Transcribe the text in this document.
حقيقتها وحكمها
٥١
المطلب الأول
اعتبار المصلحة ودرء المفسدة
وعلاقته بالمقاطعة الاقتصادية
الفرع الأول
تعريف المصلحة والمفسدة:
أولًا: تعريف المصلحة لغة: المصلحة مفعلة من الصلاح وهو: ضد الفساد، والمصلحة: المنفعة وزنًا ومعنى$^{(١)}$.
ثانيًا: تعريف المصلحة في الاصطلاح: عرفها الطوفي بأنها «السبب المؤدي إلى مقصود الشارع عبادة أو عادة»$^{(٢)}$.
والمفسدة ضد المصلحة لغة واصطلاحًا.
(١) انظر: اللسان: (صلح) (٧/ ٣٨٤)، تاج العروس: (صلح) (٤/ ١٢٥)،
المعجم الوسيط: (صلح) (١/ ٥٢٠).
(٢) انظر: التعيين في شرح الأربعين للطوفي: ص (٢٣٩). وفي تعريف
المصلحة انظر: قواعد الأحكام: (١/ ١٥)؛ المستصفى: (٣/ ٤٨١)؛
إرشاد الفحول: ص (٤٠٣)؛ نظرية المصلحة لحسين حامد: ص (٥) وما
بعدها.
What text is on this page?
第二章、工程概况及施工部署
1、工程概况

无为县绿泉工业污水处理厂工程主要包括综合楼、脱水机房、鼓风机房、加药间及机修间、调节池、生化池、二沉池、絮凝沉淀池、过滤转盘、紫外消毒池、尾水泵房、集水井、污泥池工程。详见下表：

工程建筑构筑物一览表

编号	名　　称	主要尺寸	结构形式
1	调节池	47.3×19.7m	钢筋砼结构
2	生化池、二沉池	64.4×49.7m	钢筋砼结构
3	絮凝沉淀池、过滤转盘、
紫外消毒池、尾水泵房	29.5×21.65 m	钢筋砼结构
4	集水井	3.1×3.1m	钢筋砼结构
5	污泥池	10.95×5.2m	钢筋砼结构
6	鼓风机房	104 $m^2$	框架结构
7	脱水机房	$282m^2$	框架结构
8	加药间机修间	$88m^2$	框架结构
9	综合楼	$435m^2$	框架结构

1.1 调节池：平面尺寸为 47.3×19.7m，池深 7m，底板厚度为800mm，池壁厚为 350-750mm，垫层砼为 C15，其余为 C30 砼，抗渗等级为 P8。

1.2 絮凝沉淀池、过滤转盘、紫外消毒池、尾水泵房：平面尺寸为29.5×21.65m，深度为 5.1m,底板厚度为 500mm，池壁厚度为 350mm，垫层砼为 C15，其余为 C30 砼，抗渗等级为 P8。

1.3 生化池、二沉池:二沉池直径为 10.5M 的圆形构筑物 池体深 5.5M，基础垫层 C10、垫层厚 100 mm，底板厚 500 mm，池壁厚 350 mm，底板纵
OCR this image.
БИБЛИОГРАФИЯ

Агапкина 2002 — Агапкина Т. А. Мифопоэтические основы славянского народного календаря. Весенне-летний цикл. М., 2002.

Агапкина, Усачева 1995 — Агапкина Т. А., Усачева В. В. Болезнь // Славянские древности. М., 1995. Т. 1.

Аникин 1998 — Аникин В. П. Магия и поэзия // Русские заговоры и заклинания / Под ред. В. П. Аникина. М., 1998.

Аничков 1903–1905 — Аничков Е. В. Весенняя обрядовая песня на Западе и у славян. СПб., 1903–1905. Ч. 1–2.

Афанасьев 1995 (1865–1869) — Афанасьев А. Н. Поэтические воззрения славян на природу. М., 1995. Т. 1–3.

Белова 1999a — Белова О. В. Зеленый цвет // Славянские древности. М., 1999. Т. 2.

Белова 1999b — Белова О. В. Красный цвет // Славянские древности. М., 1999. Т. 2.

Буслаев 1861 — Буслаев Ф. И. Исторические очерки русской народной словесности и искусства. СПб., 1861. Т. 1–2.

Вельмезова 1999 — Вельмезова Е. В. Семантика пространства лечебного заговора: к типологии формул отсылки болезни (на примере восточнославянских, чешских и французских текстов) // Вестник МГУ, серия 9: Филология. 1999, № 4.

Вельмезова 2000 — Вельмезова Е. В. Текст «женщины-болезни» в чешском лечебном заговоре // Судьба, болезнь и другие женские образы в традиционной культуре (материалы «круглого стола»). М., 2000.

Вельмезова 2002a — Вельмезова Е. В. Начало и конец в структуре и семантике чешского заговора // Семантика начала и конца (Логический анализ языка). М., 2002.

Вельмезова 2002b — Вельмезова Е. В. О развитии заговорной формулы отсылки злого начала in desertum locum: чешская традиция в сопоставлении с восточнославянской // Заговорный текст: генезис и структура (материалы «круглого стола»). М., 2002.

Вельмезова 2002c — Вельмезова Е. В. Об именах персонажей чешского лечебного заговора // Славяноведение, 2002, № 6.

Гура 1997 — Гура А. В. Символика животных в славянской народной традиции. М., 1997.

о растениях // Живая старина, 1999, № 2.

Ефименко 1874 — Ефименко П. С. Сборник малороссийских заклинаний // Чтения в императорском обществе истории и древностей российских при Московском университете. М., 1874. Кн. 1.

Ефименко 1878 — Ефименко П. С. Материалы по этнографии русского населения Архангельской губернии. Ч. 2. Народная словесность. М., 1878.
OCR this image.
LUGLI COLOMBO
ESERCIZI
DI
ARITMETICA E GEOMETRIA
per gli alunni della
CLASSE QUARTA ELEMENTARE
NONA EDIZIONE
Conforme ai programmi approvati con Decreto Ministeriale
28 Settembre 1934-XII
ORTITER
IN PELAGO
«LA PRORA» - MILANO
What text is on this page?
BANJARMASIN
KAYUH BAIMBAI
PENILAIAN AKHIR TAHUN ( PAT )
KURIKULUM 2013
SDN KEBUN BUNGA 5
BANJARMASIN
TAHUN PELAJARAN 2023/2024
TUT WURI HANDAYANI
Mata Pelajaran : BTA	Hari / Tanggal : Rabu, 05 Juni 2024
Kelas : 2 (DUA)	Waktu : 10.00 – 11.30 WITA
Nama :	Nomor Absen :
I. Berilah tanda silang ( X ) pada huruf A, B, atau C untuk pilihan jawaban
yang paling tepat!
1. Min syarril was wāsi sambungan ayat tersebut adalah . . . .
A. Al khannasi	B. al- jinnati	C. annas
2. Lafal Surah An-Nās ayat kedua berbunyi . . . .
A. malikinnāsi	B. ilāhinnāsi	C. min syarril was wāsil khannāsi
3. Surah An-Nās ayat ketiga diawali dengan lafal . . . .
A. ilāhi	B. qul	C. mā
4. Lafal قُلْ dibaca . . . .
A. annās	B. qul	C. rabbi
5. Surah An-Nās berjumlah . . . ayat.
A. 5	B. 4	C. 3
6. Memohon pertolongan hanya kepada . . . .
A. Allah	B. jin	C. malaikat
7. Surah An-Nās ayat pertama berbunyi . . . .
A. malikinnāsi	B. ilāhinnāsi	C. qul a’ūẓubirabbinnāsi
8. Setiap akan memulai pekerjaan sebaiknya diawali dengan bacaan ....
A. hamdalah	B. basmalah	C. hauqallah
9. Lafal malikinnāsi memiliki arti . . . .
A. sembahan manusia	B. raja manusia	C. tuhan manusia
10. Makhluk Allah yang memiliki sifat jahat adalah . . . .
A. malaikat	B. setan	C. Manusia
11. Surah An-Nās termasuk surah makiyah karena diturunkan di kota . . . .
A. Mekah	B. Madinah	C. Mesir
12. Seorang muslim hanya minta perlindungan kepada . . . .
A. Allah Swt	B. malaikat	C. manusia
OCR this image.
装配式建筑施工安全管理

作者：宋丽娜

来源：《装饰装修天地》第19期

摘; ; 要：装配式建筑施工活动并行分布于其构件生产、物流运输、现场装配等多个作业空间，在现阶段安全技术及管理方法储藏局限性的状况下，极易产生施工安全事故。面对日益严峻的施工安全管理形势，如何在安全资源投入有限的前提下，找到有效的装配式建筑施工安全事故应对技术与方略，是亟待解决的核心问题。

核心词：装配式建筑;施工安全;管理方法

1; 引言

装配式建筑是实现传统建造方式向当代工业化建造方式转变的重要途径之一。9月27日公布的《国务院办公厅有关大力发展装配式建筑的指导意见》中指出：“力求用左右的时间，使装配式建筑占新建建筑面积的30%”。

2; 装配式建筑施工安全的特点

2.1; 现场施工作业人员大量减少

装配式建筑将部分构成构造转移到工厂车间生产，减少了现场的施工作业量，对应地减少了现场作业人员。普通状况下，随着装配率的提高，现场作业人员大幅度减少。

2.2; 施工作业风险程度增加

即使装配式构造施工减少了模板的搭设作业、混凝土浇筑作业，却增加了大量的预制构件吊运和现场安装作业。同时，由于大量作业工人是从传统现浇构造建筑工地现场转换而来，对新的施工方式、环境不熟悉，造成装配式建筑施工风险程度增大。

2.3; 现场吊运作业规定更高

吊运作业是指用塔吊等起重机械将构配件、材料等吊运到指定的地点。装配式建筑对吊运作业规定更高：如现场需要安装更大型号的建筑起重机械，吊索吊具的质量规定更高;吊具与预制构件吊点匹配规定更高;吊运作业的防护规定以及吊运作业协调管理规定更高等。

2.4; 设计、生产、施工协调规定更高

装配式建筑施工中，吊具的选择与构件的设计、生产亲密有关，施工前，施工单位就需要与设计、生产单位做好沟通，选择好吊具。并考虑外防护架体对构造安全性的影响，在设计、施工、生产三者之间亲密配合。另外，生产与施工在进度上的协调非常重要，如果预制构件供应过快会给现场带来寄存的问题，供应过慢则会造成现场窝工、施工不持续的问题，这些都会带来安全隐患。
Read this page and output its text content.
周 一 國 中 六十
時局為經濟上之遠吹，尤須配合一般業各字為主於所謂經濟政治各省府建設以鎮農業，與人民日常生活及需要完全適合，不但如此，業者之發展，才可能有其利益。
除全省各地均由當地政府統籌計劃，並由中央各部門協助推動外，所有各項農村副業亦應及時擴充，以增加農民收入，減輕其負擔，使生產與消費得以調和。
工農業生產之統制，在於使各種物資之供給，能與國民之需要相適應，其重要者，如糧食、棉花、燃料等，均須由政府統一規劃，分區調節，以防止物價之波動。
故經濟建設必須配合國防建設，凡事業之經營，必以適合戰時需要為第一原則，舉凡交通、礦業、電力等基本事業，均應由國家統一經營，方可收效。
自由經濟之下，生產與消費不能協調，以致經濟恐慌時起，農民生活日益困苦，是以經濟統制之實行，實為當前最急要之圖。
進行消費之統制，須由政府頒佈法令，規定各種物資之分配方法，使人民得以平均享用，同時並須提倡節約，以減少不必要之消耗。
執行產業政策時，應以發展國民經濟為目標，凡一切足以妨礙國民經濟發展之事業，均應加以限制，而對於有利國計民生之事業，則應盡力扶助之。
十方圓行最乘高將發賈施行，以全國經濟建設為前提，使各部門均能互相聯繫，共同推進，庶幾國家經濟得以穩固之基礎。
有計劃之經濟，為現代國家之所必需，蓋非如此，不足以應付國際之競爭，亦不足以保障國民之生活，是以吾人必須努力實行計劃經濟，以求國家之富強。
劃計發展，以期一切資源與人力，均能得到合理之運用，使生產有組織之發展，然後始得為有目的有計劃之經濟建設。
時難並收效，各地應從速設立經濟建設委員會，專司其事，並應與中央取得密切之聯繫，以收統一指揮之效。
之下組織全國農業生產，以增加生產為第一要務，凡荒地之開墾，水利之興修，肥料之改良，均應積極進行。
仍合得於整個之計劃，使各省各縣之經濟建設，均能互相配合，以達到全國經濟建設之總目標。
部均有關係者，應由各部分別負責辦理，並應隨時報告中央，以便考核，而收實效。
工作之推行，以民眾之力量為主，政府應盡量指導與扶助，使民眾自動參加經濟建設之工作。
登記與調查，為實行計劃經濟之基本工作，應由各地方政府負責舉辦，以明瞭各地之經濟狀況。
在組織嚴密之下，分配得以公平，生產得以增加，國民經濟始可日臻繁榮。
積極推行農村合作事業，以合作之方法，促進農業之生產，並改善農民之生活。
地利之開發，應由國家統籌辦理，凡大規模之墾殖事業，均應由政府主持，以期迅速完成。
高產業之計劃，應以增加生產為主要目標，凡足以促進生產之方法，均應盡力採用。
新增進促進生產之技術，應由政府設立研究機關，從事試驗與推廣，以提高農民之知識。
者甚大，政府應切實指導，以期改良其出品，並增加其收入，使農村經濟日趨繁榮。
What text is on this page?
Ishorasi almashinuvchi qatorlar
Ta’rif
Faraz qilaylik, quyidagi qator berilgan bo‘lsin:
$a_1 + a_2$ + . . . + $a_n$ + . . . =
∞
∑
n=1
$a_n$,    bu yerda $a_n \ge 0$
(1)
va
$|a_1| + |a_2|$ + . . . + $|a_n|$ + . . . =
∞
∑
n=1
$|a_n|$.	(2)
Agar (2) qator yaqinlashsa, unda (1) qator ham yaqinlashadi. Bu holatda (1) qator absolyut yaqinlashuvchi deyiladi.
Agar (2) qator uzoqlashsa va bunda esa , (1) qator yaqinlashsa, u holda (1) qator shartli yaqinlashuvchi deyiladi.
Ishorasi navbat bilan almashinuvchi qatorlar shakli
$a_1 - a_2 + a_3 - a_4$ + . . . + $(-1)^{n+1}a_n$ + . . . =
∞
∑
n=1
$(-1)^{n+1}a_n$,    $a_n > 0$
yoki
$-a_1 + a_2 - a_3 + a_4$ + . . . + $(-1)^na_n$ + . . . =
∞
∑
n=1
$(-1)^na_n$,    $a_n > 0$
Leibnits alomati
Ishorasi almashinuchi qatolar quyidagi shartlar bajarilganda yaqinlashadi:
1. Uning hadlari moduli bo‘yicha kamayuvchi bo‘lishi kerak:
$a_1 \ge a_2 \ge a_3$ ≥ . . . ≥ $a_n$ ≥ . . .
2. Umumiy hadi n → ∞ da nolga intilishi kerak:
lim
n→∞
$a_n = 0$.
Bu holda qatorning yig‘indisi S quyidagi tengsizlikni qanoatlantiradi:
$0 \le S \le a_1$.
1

*-*-*

Aim:
Lines that include the word "deyiladi" are to be extracted from the data above.

Task output:
Agar (2) qator yaqinlashsa, unda (1) qator ham yaqinlashadi. Bu holatda (1) qator absolyut yaqinlashuvchi deyiladi.
Agar (2) qator uzoqlashsa va bunda esa , (1) qator yaqinlashsa, u holda (1) qator shartli yaqinlashuvchi deyiladi.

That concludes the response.